PROBLEM REQUIREMENTS:
Scan the listing that follows and report how many lines contain "doing". Write the number alone.
** START OF DATA FOR THIS TASK **
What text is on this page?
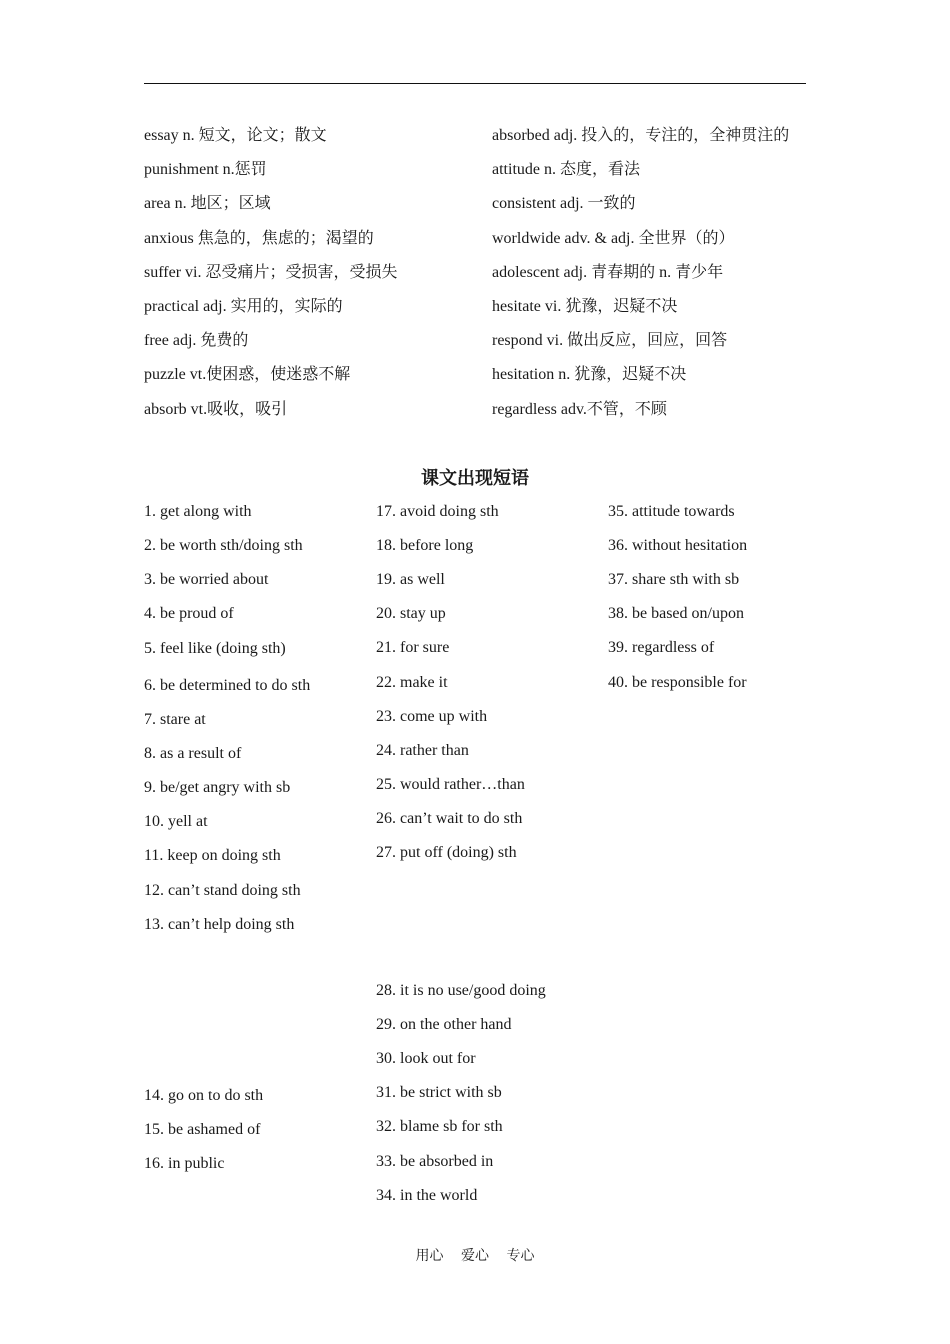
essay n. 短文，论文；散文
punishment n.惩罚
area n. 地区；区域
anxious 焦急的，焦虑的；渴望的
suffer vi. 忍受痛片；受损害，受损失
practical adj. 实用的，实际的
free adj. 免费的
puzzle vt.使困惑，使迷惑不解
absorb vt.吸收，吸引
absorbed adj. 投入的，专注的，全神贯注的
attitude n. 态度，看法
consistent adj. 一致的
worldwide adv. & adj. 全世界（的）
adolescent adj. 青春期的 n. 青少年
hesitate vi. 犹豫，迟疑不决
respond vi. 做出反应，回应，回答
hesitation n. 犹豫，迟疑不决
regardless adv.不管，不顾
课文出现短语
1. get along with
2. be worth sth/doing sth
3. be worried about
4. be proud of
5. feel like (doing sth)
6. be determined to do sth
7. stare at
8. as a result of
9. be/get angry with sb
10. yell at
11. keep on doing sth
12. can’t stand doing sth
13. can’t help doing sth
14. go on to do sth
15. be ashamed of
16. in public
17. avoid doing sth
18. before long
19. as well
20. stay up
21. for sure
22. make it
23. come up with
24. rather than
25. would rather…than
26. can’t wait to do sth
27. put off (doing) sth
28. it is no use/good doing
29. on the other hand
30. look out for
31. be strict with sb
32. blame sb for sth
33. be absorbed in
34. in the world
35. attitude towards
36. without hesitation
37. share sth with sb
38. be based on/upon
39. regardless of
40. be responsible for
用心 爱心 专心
** END OF DATA FOR THIS TASK **
EXERCISE RESULT:
8